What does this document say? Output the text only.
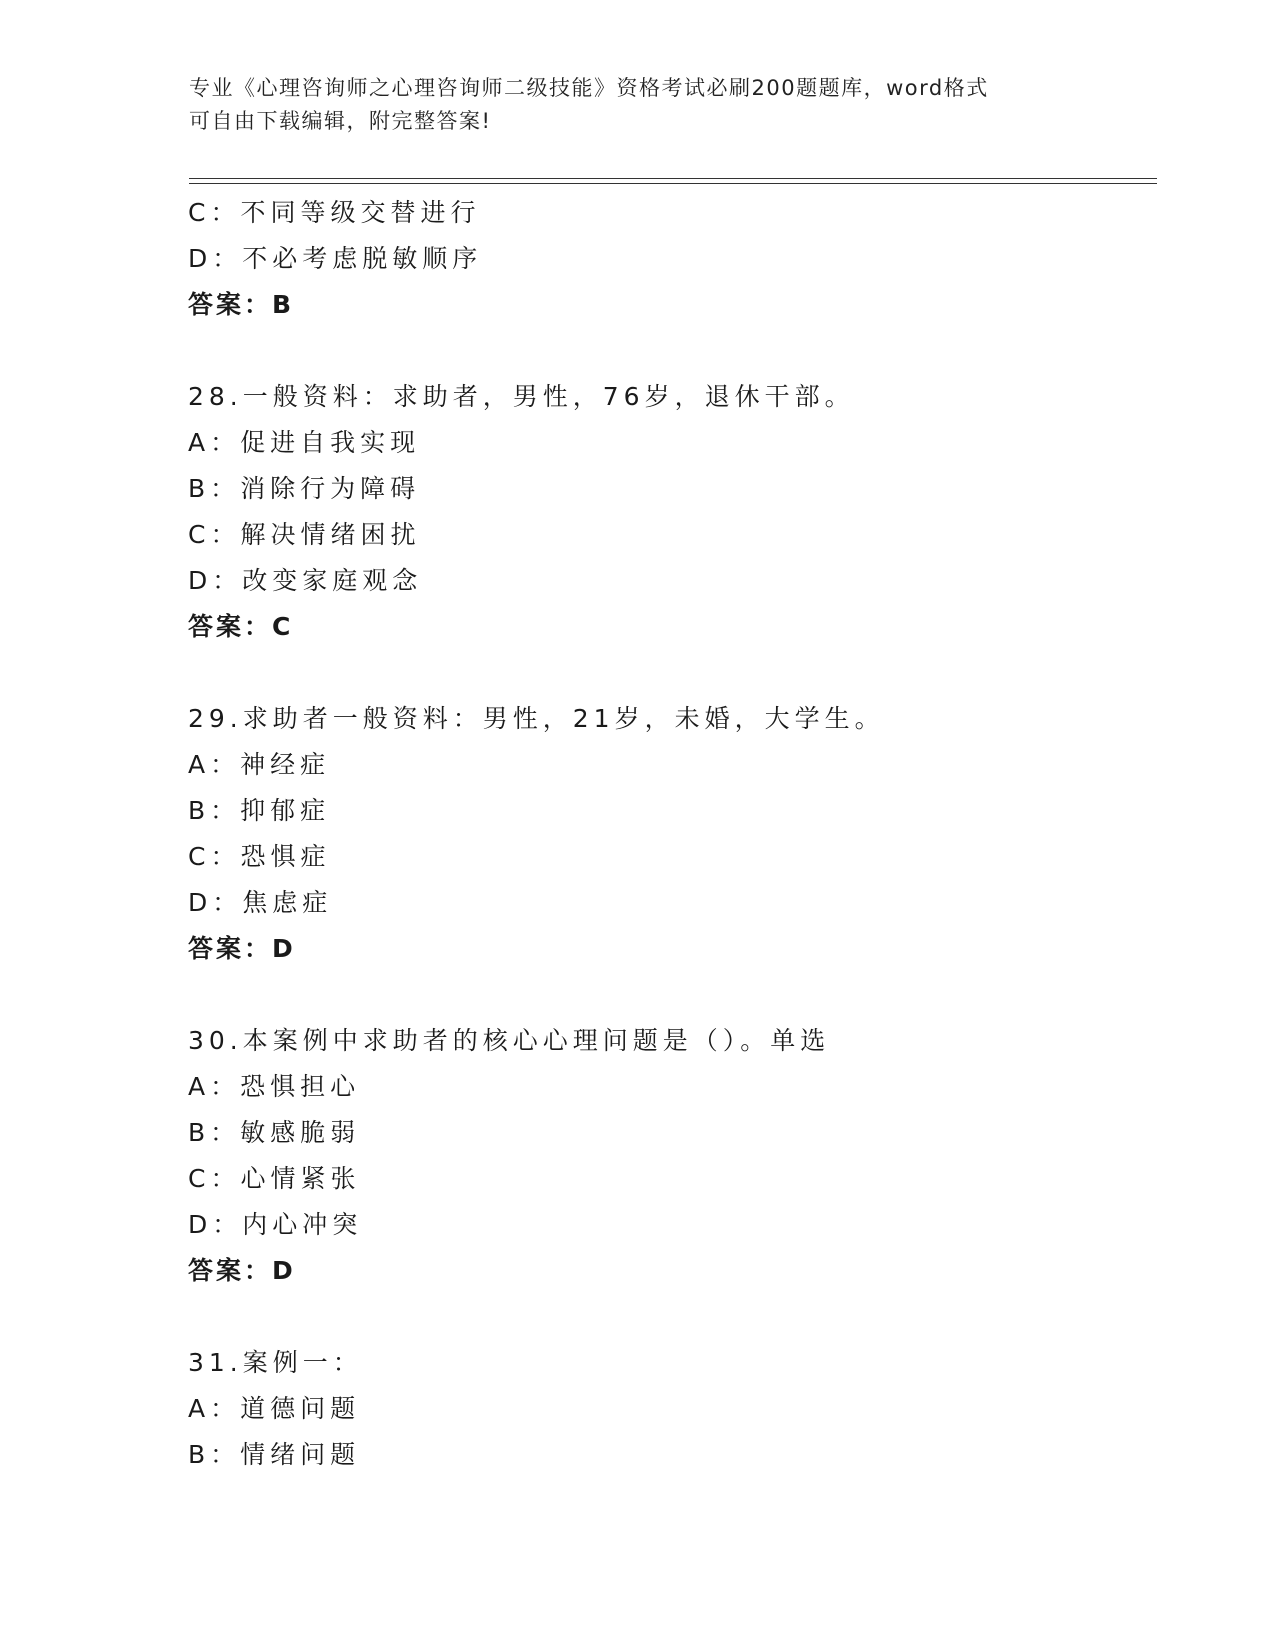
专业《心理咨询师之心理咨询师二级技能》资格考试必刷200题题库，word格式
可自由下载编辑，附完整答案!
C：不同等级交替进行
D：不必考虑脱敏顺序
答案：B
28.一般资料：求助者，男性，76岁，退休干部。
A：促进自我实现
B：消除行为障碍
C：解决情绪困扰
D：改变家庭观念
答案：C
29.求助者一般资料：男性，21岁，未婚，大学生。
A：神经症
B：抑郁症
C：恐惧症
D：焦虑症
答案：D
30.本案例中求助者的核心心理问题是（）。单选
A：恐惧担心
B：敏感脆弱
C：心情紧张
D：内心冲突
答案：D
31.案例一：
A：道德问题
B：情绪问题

### DESCRIPTION OF THE TASK
Repeat everything in the records precisely. Images are excluded from the copy.

### FINAL RESULT
What does this document say? Output the text only.
专业《心理咨询师之心理咨询师二级技能》资格考试必刷200题题库，word格式
可自由下载编辑，附完整答案!
C：不同等级交替进行
D：不必考虑脱敏顺序
答案：B
28.一般资料：求助者，男性，76岁，退休干部。
A：促进自我实现
B：消除行为障碍
C：解决情绪困扰
D：改变家庭观念
答案：C
29.求助者一般资料：男性，21岁，未婚，大学生。
A：神经症
B：抑郁症
C：恐惧症
D：焦虑症
答案：D
30.本案例中求助者的核心心理问题是（）。单选
A：恐惧担心
B：敏感脆弱
C：心情紧张
D：内心冲突
答案：D
31.案例一：
A：道德问题
B：情绪问题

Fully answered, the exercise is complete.